Using the data below, determine the number of lines that include the string "ResultSet". Write only that number.

__RECORD EXTRACTS__.

+++++

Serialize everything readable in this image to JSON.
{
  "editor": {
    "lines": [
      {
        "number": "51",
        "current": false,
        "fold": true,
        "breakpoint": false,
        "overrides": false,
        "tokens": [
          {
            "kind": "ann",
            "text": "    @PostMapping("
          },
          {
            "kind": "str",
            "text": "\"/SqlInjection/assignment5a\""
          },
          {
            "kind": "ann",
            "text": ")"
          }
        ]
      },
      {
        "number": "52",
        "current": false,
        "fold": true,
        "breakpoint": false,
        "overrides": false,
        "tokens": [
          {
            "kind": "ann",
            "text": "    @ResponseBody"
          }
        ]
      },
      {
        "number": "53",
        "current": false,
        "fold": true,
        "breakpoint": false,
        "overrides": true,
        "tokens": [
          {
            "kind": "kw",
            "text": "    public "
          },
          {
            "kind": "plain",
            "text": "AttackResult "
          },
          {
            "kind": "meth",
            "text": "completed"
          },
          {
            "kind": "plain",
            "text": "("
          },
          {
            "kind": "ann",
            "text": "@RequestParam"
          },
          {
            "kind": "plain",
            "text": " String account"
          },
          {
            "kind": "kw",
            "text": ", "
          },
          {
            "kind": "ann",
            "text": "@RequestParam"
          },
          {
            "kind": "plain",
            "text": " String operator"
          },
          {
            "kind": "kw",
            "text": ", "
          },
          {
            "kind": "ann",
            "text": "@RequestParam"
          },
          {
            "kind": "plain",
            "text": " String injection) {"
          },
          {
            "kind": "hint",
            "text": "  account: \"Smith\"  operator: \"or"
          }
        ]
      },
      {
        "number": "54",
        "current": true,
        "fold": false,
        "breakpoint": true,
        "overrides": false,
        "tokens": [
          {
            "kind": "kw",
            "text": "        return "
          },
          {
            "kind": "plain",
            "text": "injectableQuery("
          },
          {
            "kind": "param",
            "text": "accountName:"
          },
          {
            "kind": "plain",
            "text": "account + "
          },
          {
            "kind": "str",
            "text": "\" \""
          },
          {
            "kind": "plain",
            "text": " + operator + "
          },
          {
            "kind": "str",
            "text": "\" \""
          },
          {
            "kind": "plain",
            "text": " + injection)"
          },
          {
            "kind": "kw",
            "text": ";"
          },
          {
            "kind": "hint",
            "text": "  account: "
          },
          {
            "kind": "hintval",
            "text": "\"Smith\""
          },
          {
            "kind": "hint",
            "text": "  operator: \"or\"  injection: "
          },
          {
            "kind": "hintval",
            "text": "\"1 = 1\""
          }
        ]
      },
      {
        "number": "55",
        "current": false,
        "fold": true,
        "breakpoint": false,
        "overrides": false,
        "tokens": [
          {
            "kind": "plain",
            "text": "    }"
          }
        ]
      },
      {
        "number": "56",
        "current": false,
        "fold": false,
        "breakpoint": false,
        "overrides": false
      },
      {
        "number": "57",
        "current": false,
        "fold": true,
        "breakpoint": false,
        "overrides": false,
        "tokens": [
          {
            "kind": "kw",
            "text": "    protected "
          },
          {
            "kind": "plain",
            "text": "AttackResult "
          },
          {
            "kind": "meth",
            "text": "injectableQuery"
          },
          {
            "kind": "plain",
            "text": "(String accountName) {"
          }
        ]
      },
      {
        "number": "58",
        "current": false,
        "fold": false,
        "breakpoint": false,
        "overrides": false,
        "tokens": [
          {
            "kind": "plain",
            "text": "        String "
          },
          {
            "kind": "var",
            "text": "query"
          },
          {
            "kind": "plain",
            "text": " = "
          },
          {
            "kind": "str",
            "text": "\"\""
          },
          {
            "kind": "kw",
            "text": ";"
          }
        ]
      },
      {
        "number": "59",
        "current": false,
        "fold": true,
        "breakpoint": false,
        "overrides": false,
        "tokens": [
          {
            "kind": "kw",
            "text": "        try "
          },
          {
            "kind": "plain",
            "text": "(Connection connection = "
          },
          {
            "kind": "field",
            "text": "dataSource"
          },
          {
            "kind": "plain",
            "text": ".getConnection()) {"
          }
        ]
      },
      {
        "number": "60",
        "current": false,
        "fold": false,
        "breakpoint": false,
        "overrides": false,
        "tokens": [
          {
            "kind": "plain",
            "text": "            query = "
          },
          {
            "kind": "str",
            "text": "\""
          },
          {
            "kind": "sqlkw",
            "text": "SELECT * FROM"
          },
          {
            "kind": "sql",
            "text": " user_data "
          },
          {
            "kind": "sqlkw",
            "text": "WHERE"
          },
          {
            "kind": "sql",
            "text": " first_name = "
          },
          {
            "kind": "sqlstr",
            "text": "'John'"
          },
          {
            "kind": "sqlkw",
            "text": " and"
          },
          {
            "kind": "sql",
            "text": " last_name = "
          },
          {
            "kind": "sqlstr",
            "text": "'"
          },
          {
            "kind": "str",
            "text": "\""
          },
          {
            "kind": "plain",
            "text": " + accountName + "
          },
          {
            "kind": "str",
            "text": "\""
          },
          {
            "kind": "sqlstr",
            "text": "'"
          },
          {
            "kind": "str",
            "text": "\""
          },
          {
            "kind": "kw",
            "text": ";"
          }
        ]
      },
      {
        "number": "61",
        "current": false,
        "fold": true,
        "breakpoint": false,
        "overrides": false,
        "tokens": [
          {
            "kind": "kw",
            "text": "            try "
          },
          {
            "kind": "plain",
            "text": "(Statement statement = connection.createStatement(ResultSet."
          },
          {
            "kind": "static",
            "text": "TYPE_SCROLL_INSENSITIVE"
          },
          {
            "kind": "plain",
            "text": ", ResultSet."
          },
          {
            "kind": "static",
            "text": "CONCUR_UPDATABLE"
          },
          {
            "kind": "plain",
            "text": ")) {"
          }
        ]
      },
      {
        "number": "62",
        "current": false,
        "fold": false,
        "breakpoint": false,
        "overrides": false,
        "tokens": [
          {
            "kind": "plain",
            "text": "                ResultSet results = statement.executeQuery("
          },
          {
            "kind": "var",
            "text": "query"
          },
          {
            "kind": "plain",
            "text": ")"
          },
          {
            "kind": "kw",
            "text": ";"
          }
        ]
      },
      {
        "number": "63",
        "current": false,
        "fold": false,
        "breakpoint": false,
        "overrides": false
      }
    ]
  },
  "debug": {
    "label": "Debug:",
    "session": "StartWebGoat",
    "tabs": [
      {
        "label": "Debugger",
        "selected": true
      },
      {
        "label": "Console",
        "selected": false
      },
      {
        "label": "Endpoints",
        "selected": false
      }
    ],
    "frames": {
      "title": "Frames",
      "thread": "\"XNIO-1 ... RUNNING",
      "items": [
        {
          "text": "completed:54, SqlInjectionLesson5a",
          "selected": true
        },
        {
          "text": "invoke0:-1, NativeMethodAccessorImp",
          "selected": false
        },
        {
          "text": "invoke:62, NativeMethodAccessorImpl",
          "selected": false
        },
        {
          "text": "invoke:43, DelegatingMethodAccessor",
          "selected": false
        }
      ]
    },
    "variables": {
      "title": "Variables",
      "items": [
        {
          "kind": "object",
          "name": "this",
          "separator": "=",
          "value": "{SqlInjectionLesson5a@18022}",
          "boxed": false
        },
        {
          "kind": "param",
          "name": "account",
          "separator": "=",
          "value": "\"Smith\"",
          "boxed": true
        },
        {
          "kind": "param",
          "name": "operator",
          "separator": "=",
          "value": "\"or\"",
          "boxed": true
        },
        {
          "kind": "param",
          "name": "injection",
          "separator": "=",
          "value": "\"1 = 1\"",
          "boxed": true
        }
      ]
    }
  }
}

+++++

__COMPLETE OUTPUT__.
3